**Source passage**
It is in these moments of self-evolution that our facts and absolutes are shown for what they are: beliefs that we stopped needing to reaffirm; statements that we have lived with for so long without question that we have forgotten they were built from arbitrary parts. The books of our knowledge — books lining the creases of our brain — are continually torn apart, glued together, thrown out, or penned anew. Characters added. Plots re-imagined. Knowledge is nothing more than the web of these stories; ideas woven and locked together. A tapestry of bias and belief.
I see my practice as having two purposes: as a way to explore structures of knowledge and also as a way to bring people in touch with their own created belief, allowing them to more deeply connect to their perceived path. We can not come to understand our purpose in life without a profound understanding of the fluidity inherent in the way we perceive ourselves and the space we fill; the way we create meaning from certain internal rules. We must strive to experience moments where we can hold the image of ourselves in the mirror of the beliefs that underlie our truths.

**Dataset excerpt**
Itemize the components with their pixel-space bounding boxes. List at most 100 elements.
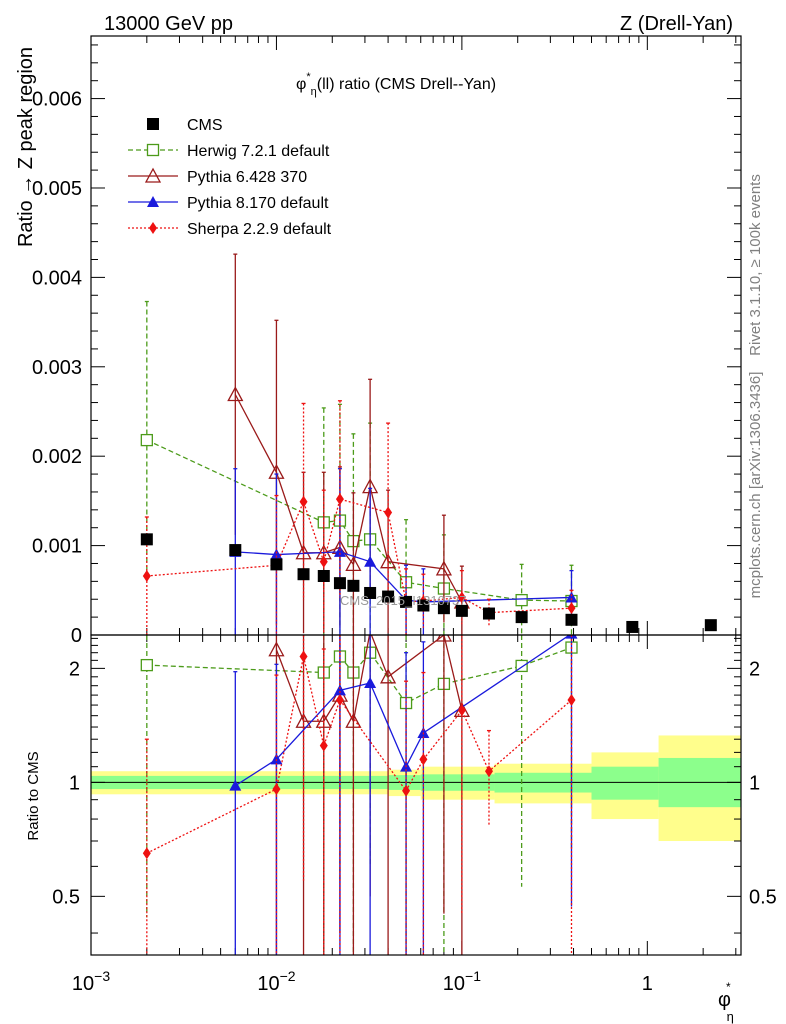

**Work to complete**
- 1) Quote the passage on knowledge and belief from "I see my practice" up to and including "underlie our truths.".
- 2) In the passage on knowledge and belief, what two purposes does the writer see in their practice?
- 3) Write what comes next in the passage on knowledge and belief, picking up after its final sentence.
The data is separate material and is not part of the passage on knowledge and belief.

**Results in order**
- 1)
I see my practice as having two purposes: as a way to explore structures of knowledge and also as a way to bring people in touch with their own created belief, allowing them to more deeply connect to their perceived path. We can not come to understand our purpose in life without a profound understanding of the fluidity inherent in the way we perceive ourselves and the space we fill; the way we create meaning from certain internal rules. We must strive to experience moments where we can hold the image of ourselves in the mirror of the beliefs that underlie our truths.

- 2) To explore structures of knowledge and to bring people in touch with their own created belief.

- 3)
These moments are opportunities to celebrate the ability for our truth to make us feel complete, while also knowing that this same truth will eventually lead us to become aware of our incompleteness as well. And if we are brought to realize these moments in the right way, we will not struggle and try to validate what we already know, but we will move to become who we are meant to be in that moment. An acceptance of this cycle is a love of Self.
What I hope for is that others will see what I make as I do: mathematically influenced objects that examine the feedback loop we have with the emotional relationships to ourselves and our environment.
Articles and Reviews
Von Rosentiel’ website – Visit.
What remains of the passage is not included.